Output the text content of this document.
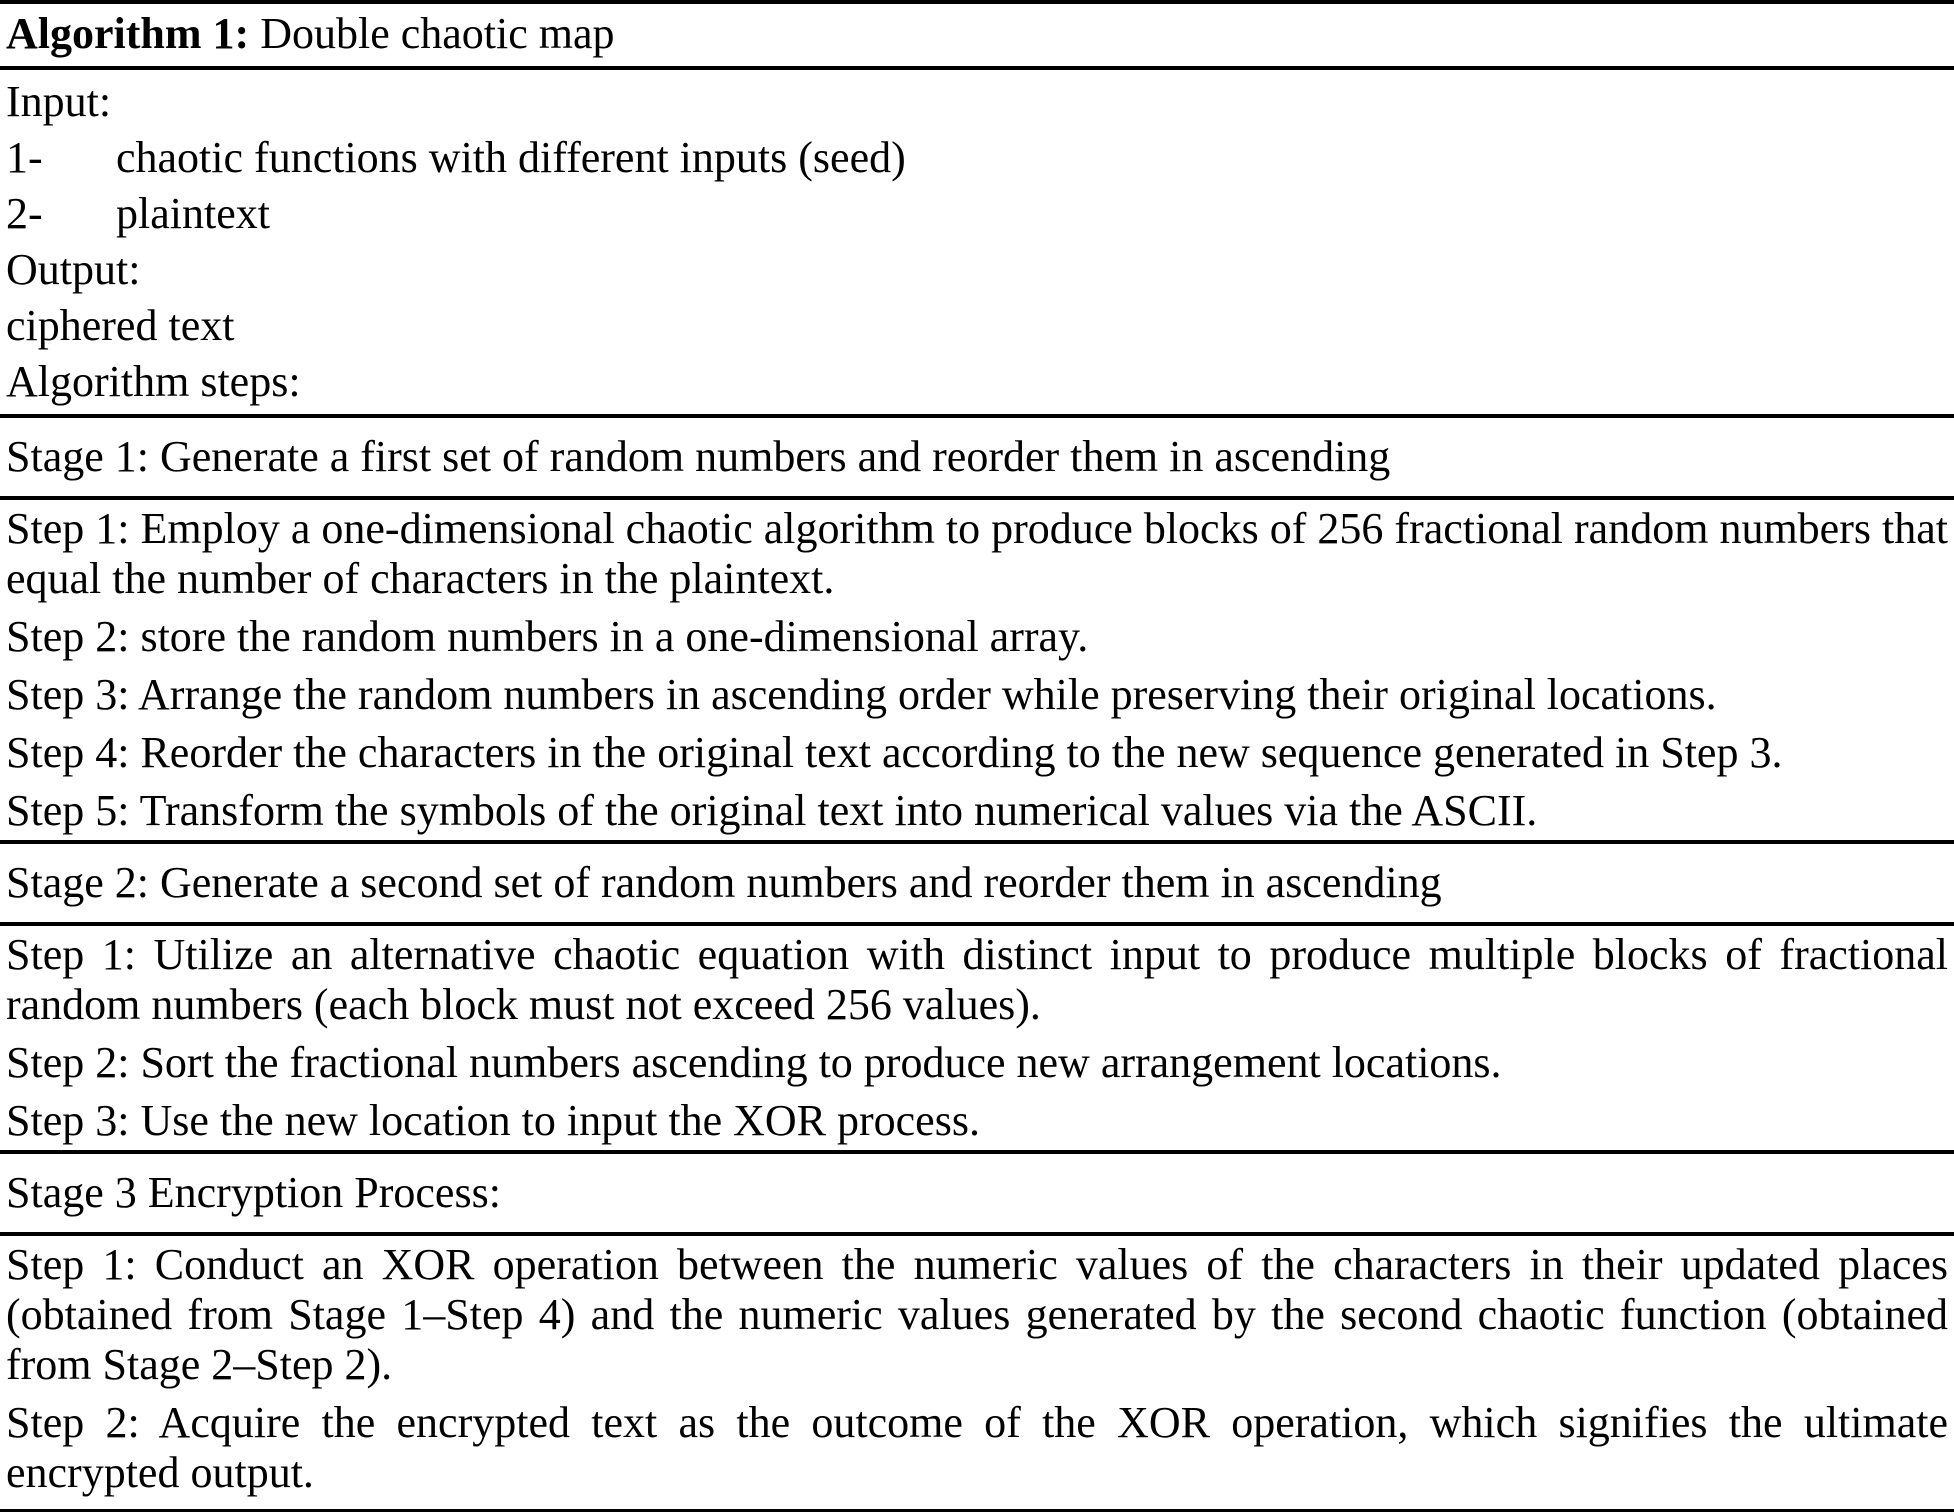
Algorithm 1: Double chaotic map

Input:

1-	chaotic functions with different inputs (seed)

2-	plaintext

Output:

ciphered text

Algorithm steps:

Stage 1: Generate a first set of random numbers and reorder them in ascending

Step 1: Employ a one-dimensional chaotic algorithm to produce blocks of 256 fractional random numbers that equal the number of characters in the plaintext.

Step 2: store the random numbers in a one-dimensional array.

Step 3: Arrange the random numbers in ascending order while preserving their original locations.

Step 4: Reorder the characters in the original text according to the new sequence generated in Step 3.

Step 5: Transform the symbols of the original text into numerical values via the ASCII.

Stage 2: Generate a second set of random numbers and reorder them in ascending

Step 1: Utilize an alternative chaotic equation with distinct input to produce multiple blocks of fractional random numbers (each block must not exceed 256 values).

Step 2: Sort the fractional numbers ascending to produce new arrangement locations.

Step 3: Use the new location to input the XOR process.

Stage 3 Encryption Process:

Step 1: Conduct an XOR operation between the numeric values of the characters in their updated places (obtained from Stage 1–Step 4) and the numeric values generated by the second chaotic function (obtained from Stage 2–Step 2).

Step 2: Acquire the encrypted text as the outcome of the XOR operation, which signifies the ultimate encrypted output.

******************************

● WHAT YOU NEED TO DO:
Reproduce each line word for word and drop the pictures.

● COMPLETED EXERCISE:
Output the text content of this document.
Algorithm 1: Double chaotic map

Input:

1-	chaotic functions with different inputs (seed)

2-	plaintext

Output:

ciphered text

Algorithm steps:

Stage 1: Generate a first set of random numbers and reorder them in ascending

Step 1: Employ a one-dimensional chaotic algorithm to produce blocks of 256 fractional random numbers that equal the number of characters in the plaintext.

Step 2: store the random numbers in a one-dimensional array.

Step 3: Arrange the random numbers in ascending order while preserving their original locations.

Step 4: Reorder the characters in the original text according to the new sequence generated in Step 3.

Step 5: Transform the symbols of the original text into numerical values via the ASCII.

Stage 2: Generate a second set of random numbers and reorder them in ascending

Step 1: Utilize an alternative chaotic equation with distinct input to produce multiple blocks of fractional random numbers (each block must not exceed 256 values).

Step 2: Sort the fractional numbers ascending to produce new arrangement locations.

Step 3: Use the new location to input the XOR process.

Stage 3 Encryption Process:

Step 1: Conduct an XOR operation between the numeric values of the characters in their updated places (obtained from Stage 1–Step 4) and the numeric values generated by the second chaotic function (obtained from Stage 2–Step 2).

Step 2: Acquire the encrypted text as the outcome of the XOR operation, which signifies the ultimate encrypted output.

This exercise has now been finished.